Write out, word for word, the stretch of the CoreOS and Docker post below from "I was hoping" through "stays firmly containerized.".

**Text passage**
■ ■ ■ ■ ■ ■ ■

Kai Hendry's other blog archives

Experiencing CoreOS+Docker

Docker Logo

Once upon a time there was chroot (notice, it's just 50LOC?!). chroot was a simple way of sandboxing your application. It didn't really work as well as some people wanted and along came Docker, which is a front end to LXC. It works, though it has a LOT of SLOC/complexity/features. Docker is monolithic and depends on Linux.

Today we have general packaged distributions like Debian & Archlinux. Their main fault was probably being too general, poor abilities to upgrade and downgrade. Along comes CoreOS, a lightweight Linux OS with (a modern init) systemd & docker. CoreOS is also monolithic and depends on Linux.

I've attempted to understand CoreOS before, though since I needed to move Greptweet to a VPS with more disk space... quickly... I "deep dived" into CoreOS & Docker and here is my writeup of the experience. Tip #1, the default user for CoreOS is "core", e.g. ssh core@ once you get for e.g. your CoreOS droplet going.


The 20LOC Greptweet Dockerfile took me almost all day to create, though this was my favourite accomplishment. I studied other Archlinux and Ubuntu docker files on Github to give me guidance how to achieve this.

So now I have a succinct file that describes Greptweet's environment to function. I found it astonishing the container for running a PHP app on Nginx is almost 1GB!

Yes, I need to re-implement greptweet in Golang to greatly reduce this huge bloat of a dependency!

Read only filesystem on CoreOS means no superuser or what?

I was hoping CoreOS would do away with root altogether. I'm seriously tired of sudo. I noticed read only mounts, whilst trying to disable password ssh logins to avoid loads of:

Failed password for root from $badman_IP port $highport ssh2

In my journalctl. Ok, if they are going to fix the config of sshd_config I thought, maybe they would do away with root?! PLEASE.

Haunting permissions

I hate UNIX permissions, hate hate hate. So with Docker your data is mounted on the host IIUC and your app stays firmly containerized.

But when your app writes data out on to a mount point, what THE HELL should the permissions be? I ended up just chmod -R 777 on my Volume's mountpoint, though I should probably have used setfacl What a mess!

User/group 33

How am I supposed to log CoreOS/Docker?!

I'm confused about Volume mounts. I run Greptweet like so: /usr/bin/docker run --name greptweet1 -v /srv/www/greptweet.com:/srv/http/u -p 80:80 greptweet, and /srv/http/u/ is where the data lives. But HOW am I supposed to get at my container's logs? Another volume mount?

How does CoreOS envision managing httpd logs? I don't understand. And how am I supposed to run logrorate!? "One step forward, two steps back" is playing in my mind.


A jarring thing is that when you run a docker container, you IIUC are expected to run one process, i.e. the httpd.

■ ■ ■ ■ ■ ■ ■

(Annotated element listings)
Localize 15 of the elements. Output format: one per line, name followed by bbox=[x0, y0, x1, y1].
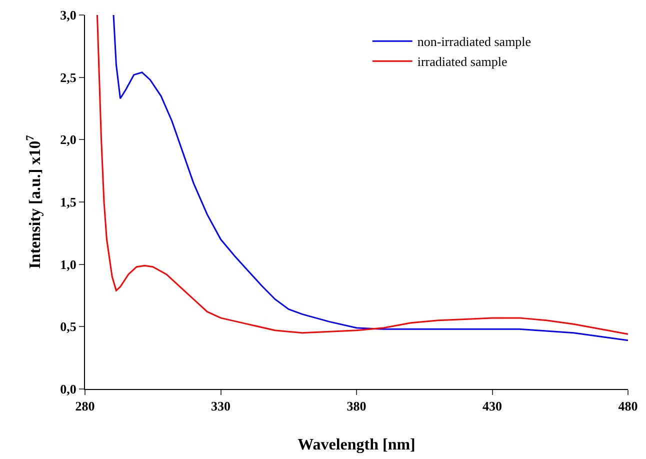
y-tick-label: 1,5 bbox=[60, 194, 77, 210]
legend-label: irradiated sample bbox=[417, 54, 508, 70]
x-tick-label: 330 bbox=[211, 398, 230, 414]
x-axis-title: Wavelength [nm] bbox=[298, 436, 416, 454]
y-tick-label: 2,0 bbox=[60, 132, 76, 148]
y-tick-label: 3,0 bbox=[60, 8, 76, 23]
y-tick-label: 0,5 bbox=[60, 319, 77, 334]
y-tick-label: 2,5 bbox=[60, 70, 77, 85]
x-tick-label: 480 bbox=[618, 398, 638, 414]
y-tick-label: 1,0 bbox=[60, 256, 76, 272]
x-tick-label: 430 bbox=[482, 398, 502, 414]
legend-label: non-irradiated sample bbox=[417, 34, 532, 50]
x-tick-label: 380 bbox=[346, 398, 366, 414]
y-tick-label: 0,0 bbox=[60, 382, 76, 397]
x-tick-label: 280 bbox=[75, 398, 95, 414]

■ ■ ■ ■ ■ ■ ■

**Completed exercise**
I was hoping CoreOS would do away with root altogether. I'm seriously tired of sudo. I noticed read only mounts, whilst trying to disable password ssh logins to avoid loads of:

Failed password for root from $badman_IP port $highport ssh2

In my journalctl. Ok, if they are going to fix the config of sshd_config I thought, maybe they would do away with root?! PLEASE.

Haunting permissions

I hate UNIX permissions, hate hate hate. So with Docker your data is mounted on the host IIUC and your app stays firmly containerized.